### Exercise aim
Scan the material that follows. Copy every line containing the word "Kartu".

########

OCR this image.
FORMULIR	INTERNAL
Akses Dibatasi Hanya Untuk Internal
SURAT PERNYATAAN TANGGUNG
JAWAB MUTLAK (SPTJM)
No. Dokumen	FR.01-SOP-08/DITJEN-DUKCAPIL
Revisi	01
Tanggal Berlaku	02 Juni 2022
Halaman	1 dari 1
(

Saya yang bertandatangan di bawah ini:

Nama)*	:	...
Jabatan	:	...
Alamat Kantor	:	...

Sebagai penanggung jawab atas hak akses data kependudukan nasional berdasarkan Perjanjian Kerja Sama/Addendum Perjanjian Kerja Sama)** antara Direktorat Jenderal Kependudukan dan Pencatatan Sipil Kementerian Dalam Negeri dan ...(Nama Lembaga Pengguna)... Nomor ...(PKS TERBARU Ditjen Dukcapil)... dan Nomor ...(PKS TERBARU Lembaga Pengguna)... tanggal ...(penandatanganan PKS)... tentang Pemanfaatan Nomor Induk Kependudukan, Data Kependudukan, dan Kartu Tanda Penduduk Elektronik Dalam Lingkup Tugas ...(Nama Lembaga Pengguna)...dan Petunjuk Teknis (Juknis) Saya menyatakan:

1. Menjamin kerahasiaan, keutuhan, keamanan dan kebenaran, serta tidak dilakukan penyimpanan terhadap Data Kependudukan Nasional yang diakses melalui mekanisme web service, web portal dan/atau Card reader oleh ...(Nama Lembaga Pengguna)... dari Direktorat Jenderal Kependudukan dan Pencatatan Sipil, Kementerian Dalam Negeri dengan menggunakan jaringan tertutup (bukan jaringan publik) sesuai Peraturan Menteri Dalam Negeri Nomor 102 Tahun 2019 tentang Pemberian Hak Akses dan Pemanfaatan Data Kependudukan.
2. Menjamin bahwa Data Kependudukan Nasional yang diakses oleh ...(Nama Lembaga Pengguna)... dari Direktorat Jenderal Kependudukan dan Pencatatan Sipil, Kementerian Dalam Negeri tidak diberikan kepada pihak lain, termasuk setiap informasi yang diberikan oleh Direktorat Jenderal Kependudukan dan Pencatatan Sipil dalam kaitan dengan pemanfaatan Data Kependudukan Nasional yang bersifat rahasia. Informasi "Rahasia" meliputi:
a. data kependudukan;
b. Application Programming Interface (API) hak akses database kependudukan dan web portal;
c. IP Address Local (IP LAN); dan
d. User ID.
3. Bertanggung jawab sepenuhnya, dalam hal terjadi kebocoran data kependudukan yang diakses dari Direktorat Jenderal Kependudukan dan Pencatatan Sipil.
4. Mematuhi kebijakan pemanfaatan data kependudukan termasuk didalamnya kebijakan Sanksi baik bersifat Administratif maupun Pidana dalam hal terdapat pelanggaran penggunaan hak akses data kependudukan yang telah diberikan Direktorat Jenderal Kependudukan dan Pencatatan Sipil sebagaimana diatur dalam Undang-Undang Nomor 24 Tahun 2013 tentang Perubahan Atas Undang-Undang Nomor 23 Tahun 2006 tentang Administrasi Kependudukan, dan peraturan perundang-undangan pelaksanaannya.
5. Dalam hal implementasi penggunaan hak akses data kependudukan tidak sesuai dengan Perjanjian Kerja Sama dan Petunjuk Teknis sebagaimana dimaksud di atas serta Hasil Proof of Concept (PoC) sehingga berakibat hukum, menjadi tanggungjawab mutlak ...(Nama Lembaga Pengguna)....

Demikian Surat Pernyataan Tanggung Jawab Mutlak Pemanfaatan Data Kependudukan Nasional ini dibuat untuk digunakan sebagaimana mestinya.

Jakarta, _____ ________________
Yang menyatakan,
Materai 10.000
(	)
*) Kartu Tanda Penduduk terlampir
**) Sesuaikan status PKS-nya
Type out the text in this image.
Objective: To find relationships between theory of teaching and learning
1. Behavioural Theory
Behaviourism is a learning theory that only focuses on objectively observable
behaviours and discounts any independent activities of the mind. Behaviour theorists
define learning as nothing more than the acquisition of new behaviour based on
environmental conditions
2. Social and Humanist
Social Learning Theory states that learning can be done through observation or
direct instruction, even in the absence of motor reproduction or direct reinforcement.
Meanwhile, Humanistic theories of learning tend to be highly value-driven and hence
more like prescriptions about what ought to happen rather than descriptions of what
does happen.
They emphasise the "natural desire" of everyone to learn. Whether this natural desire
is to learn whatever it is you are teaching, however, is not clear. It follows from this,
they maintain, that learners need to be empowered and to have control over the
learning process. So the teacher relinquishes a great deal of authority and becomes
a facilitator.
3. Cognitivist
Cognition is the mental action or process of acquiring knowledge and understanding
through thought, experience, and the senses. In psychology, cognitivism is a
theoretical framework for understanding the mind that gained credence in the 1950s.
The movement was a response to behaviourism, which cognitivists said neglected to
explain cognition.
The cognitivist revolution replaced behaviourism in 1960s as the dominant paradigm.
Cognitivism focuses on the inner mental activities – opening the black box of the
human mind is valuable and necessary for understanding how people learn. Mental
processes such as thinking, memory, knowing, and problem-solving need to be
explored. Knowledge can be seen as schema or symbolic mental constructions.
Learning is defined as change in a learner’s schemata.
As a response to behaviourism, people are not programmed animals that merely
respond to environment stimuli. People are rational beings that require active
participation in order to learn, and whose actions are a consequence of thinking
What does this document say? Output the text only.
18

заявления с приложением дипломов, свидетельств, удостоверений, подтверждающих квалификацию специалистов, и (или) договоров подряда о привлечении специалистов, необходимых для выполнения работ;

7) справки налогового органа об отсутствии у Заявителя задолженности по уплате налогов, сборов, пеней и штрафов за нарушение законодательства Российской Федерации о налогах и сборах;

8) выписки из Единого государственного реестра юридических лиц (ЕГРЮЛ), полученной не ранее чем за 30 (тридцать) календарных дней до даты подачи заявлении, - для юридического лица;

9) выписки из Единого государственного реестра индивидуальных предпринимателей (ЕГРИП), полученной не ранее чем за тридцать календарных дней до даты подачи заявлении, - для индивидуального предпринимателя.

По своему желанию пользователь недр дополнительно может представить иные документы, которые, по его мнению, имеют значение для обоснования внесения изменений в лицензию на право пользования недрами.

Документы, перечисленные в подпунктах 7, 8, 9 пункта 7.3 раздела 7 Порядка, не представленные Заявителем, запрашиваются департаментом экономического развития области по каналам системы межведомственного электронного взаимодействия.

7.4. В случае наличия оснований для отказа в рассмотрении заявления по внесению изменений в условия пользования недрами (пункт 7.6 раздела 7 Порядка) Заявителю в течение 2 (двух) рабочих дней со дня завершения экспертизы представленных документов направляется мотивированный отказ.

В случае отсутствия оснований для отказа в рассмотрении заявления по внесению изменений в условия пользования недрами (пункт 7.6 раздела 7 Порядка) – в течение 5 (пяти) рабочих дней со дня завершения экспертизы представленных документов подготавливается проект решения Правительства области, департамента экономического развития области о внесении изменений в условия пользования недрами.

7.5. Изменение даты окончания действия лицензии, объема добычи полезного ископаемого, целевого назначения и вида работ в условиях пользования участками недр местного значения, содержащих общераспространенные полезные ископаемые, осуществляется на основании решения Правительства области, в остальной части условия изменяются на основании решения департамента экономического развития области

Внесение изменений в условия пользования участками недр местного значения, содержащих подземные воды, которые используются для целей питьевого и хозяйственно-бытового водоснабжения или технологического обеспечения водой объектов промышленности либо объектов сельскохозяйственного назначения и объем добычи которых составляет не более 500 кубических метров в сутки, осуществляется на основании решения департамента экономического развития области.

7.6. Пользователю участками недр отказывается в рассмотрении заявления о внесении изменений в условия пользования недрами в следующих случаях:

########

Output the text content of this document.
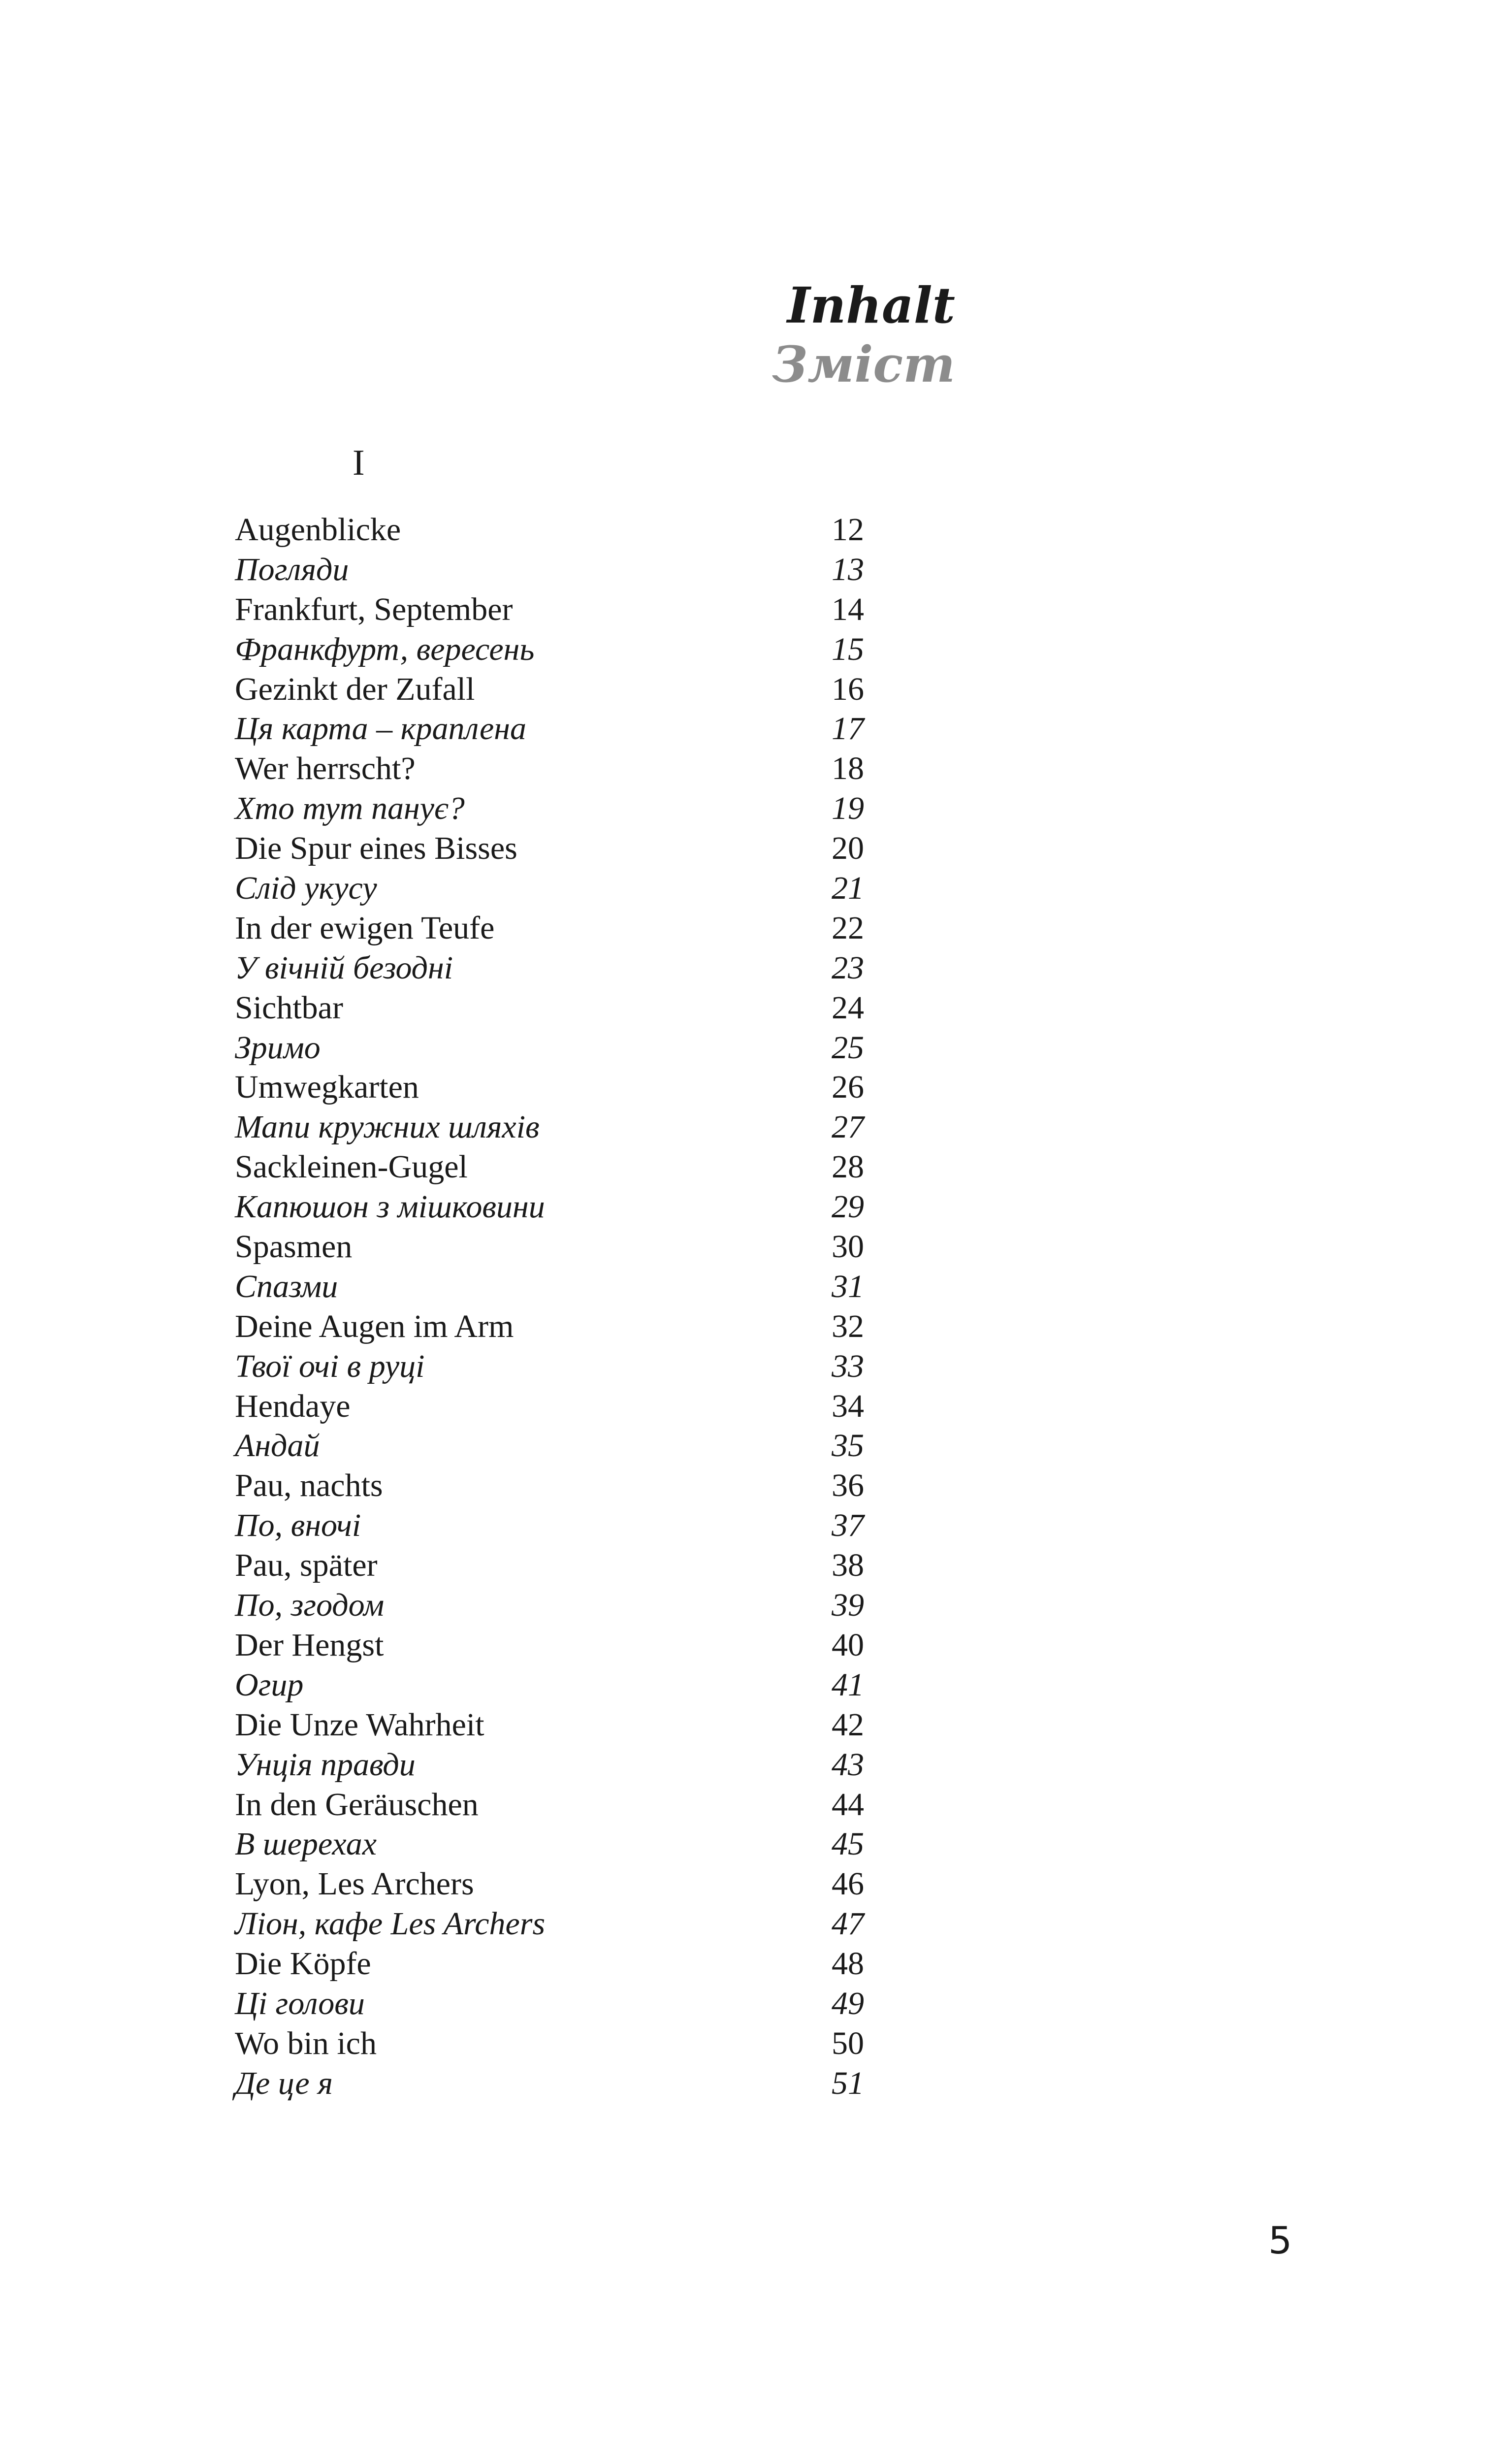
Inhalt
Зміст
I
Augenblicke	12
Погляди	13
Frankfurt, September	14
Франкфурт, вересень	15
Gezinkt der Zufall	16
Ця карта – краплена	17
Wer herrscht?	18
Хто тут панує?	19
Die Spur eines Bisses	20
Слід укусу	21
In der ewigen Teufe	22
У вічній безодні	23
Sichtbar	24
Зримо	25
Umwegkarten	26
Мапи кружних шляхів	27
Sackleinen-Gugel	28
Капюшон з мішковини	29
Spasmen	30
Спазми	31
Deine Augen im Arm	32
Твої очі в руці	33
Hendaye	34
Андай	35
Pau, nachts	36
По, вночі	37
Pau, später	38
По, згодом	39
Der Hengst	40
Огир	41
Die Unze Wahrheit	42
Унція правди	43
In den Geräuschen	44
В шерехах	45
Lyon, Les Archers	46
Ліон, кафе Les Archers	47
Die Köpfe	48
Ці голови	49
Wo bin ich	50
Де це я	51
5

########

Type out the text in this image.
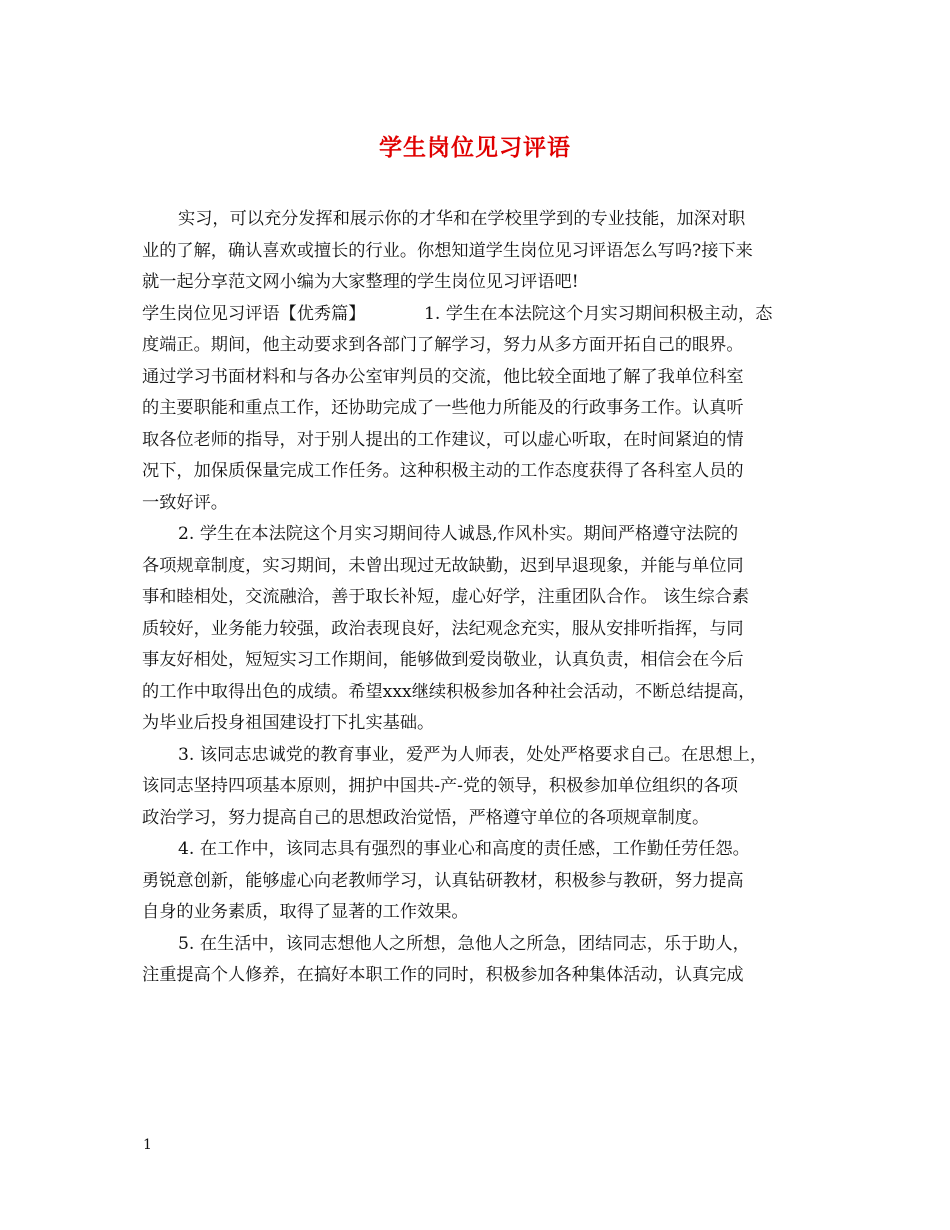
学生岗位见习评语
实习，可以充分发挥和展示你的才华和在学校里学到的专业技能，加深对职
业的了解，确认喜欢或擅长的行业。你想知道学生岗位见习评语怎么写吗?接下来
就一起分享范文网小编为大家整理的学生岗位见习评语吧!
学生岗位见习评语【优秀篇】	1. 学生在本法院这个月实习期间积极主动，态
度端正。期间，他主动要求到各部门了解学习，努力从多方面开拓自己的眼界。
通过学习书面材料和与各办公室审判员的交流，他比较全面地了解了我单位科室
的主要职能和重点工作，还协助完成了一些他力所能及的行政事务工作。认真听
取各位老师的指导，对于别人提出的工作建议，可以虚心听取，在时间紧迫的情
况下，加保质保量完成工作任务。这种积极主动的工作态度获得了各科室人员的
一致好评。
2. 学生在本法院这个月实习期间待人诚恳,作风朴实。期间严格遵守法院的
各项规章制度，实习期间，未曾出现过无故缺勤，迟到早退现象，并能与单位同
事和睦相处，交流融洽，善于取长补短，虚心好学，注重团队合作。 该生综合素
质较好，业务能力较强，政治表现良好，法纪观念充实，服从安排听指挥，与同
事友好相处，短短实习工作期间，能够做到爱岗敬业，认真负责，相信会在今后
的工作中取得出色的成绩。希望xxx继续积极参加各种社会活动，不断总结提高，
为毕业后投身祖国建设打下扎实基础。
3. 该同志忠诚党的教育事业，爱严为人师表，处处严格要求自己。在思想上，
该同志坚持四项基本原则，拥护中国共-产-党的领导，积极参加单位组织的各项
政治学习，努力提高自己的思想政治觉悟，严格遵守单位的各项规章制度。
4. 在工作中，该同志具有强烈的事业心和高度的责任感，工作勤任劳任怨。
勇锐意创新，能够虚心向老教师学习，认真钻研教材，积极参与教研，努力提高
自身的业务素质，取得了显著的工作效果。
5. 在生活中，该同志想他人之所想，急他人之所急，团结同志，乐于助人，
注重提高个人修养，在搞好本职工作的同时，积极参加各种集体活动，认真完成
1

########

### Solution to the problem
Sebagai penanggung jawab atas hak akses data kependudukan nasional berdasarkan Perjanjian Kerja Sama/Addendum Perjanjian Kerja Sama)** antara Direktorat Jenderal Kependudukan dan Pencatatan Sipil Kementerian Dalam Negeri dan ...(Nama Lembaga Pengguna)... Nomor ...(PKS TERBARU Ditjen Dukcapil)... dan Nomor ...(PKS TERBARU Lembaga Pengguna)... tanggal ...(penandatanganan PKS)... tentang Pemanfaatan Nomor Induk Kependudukan, Data Kependudukan, dan Kartu Tanda Penduduk Elektronik Dalam Lingkup Tugas ...(Nama Lembaga Pengguna)...dan Petunjuk Teknis (Juknis) Saya menyatakan:
*) Kartu Tanda Penduduk terlampir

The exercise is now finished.